Collect each line holding the string "torquent".
____
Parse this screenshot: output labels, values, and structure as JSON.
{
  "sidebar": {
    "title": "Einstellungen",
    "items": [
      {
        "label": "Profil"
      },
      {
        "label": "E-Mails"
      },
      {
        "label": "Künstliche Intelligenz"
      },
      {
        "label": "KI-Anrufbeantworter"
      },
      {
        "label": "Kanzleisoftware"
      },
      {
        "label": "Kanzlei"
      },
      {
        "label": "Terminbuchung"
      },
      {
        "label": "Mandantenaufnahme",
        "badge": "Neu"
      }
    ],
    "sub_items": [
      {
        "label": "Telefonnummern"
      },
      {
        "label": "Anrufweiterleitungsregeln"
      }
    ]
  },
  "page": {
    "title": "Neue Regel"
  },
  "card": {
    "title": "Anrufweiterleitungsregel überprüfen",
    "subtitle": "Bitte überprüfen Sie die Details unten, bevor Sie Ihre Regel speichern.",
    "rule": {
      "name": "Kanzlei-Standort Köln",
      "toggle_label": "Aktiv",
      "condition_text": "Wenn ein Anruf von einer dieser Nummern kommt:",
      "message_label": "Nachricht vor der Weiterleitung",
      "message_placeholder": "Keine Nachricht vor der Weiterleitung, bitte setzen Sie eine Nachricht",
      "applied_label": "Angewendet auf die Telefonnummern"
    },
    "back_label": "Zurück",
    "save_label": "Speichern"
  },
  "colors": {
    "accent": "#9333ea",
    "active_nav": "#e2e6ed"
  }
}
____
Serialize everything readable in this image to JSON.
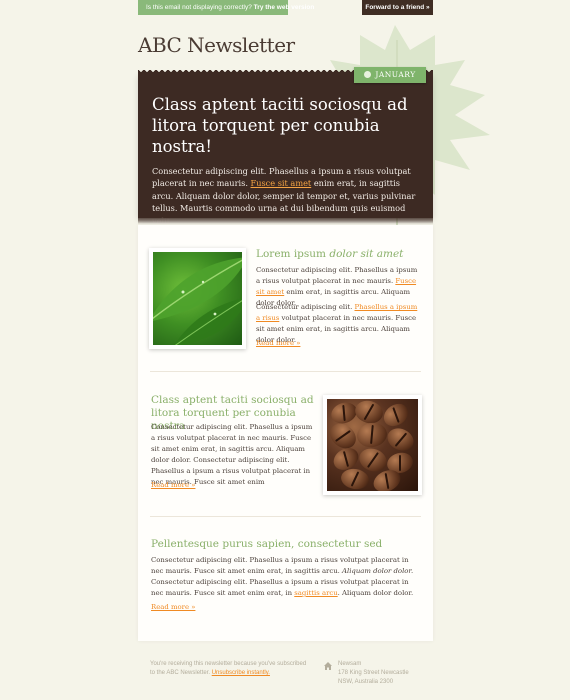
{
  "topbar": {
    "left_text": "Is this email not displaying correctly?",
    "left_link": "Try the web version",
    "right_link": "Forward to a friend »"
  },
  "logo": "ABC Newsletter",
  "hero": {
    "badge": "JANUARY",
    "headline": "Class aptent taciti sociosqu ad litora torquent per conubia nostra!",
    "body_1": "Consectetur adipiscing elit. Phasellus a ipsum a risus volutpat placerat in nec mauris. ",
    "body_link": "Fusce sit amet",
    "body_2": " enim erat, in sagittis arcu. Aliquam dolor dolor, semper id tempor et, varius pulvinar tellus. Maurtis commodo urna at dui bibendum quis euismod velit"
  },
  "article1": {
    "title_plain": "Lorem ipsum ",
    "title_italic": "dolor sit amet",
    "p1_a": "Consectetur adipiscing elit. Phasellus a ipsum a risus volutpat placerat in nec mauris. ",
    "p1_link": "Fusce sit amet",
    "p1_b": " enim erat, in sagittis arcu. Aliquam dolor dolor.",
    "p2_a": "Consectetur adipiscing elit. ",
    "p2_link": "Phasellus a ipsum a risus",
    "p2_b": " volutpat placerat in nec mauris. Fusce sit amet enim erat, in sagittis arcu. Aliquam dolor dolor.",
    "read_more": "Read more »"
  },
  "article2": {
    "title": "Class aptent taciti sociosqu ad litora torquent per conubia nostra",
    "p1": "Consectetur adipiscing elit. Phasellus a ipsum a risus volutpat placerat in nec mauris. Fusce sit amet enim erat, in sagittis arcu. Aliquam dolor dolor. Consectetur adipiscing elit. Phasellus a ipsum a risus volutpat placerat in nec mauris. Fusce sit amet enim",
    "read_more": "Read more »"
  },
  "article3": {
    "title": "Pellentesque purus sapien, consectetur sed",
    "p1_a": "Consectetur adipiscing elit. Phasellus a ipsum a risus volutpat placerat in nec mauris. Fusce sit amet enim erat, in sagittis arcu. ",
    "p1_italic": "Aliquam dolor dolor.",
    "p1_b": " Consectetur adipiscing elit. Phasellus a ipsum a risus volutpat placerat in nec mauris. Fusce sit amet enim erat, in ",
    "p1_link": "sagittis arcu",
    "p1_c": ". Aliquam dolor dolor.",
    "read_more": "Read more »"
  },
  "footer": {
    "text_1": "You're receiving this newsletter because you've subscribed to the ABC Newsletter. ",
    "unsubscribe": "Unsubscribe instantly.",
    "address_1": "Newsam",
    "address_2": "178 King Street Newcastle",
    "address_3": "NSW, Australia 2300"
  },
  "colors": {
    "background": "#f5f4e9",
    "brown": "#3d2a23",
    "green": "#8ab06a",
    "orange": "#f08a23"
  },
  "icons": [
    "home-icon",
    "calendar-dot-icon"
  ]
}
____
Output below
    "headline": "Class aptent taciti sociosqu ad litora torquent per conubia nostra!",
    "title": "Class aptent taciti sociosqu ad litora torquent per conubia nostra",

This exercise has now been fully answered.